*Data items:*
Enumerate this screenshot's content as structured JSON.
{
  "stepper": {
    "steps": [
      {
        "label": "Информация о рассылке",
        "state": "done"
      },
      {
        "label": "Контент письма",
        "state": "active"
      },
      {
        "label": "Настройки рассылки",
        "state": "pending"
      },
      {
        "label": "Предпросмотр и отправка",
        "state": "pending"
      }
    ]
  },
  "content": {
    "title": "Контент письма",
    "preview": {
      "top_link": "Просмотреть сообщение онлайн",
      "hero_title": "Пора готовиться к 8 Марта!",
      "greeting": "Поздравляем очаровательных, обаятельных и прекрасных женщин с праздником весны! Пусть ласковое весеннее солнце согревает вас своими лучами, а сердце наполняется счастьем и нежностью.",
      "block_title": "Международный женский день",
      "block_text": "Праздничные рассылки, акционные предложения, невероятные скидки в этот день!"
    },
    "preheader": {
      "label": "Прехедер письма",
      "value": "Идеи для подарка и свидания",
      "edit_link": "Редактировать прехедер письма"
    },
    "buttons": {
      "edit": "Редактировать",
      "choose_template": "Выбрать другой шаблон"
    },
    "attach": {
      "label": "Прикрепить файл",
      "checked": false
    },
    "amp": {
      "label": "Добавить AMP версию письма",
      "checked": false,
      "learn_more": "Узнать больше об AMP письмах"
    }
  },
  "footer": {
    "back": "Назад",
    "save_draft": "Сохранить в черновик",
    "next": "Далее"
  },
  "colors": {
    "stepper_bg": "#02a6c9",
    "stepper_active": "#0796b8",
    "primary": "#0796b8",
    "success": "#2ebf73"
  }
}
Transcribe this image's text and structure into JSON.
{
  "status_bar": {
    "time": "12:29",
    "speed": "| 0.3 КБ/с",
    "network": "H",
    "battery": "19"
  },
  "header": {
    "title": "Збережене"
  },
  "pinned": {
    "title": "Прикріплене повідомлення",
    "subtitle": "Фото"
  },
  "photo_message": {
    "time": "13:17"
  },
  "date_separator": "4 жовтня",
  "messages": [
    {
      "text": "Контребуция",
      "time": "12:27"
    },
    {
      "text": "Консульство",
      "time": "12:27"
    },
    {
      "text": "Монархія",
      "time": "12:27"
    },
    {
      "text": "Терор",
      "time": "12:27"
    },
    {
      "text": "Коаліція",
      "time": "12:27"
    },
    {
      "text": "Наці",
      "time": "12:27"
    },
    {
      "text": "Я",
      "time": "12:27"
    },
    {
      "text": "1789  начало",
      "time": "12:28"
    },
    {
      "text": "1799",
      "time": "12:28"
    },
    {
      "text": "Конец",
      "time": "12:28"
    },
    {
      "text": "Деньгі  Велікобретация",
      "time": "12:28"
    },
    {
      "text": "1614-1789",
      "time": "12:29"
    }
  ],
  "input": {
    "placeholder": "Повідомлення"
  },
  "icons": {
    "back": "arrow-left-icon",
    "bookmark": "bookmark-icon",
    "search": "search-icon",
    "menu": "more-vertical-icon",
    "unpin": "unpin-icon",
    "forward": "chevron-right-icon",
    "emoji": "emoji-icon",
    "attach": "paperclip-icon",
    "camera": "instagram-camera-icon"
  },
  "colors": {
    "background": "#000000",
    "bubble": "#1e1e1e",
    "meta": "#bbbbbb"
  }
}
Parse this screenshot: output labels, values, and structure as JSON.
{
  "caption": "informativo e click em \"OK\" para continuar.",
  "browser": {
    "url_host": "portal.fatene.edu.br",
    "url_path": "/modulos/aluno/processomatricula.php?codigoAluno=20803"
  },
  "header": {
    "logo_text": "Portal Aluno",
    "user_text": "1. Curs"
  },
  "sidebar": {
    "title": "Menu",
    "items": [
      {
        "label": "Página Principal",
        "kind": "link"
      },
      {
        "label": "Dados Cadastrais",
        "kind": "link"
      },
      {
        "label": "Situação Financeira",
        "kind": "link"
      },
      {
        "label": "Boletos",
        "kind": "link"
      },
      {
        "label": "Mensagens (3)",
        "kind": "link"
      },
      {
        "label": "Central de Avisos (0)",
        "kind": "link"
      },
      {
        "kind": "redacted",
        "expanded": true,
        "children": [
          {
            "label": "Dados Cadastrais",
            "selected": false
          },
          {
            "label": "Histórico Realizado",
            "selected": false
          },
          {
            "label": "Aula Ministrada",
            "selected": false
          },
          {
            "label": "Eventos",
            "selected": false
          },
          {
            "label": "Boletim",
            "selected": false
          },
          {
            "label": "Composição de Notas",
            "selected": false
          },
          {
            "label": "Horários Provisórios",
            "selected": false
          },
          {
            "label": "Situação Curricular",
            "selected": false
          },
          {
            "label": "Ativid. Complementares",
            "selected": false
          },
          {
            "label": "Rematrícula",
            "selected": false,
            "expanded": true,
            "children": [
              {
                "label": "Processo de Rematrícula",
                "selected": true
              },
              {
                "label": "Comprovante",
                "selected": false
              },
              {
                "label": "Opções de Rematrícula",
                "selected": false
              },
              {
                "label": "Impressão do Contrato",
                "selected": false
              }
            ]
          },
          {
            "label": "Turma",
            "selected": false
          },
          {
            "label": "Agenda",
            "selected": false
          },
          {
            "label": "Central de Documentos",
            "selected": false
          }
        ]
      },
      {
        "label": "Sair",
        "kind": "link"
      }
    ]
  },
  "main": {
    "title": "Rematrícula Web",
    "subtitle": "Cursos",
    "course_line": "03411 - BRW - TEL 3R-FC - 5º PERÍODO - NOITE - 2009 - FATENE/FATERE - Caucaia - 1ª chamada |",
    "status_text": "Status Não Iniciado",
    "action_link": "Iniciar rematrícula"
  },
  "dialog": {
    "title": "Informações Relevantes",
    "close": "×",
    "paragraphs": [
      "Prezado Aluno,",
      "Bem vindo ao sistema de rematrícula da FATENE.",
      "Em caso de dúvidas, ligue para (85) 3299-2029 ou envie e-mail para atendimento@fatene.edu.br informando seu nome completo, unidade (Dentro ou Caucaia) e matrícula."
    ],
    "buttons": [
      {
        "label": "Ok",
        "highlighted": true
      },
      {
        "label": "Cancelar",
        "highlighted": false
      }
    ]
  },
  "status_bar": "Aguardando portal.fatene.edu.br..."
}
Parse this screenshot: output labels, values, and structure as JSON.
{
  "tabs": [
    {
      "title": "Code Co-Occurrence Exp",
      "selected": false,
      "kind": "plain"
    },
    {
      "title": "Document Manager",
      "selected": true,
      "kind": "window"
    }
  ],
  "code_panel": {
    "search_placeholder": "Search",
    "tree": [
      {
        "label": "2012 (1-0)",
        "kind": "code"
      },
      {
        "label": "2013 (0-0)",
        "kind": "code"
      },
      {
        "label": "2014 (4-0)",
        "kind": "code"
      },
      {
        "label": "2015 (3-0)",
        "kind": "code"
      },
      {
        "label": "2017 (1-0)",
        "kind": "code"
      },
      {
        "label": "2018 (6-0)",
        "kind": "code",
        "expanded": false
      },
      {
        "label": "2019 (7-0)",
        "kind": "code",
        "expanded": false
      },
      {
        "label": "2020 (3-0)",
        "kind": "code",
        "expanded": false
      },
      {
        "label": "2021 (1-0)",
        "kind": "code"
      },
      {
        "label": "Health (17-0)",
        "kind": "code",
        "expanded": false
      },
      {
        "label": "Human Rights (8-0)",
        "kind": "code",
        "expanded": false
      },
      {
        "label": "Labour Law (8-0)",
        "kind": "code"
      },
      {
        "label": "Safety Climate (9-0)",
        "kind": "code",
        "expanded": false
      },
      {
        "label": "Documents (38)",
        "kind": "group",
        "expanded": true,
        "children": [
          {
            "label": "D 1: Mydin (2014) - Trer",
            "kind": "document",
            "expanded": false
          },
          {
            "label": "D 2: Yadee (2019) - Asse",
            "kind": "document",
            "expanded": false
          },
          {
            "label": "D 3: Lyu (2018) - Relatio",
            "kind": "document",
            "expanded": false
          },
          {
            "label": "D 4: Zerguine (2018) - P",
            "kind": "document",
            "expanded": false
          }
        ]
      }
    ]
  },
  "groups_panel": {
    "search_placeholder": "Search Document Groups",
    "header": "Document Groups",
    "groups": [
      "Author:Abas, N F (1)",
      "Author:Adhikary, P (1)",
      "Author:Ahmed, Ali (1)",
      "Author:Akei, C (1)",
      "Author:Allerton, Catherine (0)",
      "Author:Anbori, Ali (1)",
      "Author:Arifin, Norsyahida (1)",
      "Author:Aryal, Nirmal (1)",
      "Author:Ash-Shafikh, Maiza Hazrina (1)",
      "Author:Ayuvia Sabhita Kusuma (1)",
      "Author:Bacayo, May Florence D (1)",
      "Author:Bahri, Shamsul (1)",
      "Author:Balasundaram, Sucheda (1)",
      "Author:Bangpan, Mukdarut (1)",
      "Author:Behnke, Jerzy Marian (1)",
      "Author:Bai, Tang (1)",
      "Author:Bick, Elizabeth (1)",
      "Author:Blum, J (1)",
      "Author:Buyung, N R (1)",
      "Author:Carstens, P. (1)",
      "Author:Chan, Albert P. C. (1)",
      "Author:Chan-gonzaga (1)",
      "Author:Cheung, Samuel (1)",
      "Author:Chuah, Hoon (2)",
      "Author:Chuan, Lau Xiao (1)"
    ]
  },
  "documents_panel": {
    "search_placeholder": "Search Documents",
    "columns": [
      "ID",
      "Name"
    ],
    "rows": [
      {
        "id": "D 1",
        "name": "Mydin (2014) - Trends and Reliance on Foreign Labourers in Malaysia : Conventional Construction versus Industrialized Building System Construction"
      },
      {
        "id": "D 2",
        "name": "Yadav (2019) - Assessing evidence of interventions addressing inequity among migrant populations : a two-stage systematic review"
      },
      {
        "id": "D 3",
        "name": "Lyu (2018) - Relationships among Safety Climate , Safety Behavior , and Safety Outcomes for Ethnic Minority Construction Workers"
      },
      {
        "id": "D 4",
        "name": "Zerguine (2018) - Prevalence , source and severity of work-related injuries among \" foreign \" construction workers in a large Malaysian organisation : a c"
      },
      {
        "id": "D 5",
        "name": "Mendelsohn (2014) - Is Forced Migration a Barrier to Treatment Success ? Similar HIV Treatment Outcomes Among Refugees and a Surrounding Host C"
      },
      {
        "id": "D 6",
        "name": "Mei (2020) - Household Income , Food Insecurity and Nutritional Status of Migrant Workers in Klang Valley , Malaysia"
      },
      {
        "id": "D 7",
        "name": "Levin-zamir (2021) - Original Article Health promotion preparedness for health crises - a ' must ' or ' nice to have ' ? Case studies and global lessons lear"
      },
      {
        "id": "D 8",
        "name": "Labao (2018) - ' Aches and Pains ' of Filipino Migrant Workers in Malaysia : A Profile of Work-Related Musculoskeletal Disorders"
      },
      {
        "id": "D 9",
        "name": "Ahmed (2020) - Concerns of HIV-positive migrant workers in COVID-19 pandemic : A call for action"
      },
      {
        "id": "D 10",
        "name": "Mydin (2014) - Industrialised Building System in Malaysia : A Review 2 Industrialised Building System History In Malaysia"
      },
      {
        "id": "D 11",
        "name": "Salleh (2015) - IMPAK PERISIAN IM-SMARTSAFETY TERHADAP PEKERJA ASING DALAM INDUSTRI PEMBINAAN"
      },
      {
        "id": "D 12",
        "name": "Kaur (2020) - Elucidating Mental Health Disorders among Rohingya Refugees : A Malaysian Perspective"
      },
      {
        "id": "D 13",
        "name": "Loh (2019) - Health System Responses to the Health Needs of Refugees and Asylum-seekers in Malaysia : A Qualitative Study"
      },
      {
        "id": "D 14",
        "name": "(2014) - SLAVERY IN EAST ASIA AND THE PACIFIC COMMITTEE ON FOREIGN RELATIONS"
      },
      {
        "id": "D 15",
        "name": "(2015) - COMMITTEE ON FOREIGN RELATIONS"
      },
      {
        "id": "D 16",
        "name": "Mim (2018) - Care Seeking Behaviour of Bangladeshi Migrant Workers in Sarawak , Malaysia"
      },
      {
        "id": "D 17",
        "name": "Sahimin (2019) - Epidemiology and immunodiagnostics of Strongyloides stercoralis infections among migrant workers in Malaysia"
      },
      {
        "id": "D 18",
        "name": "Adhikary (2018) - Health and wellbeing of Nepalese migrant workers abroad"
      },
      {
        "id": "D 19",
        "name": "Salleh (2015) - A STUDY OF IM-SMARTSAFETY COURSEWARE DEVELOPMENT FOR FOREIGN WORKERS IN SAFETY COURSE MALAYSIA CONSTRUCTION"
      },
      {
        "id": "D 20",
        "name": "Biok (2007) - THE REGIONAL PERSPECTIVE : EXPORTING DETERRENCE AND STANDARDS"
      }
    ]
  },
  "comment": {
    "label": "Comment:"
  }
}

*Problem details:* Go through the data and count each line that has the word "true", then give the total alone.

*Exercise answer:* 6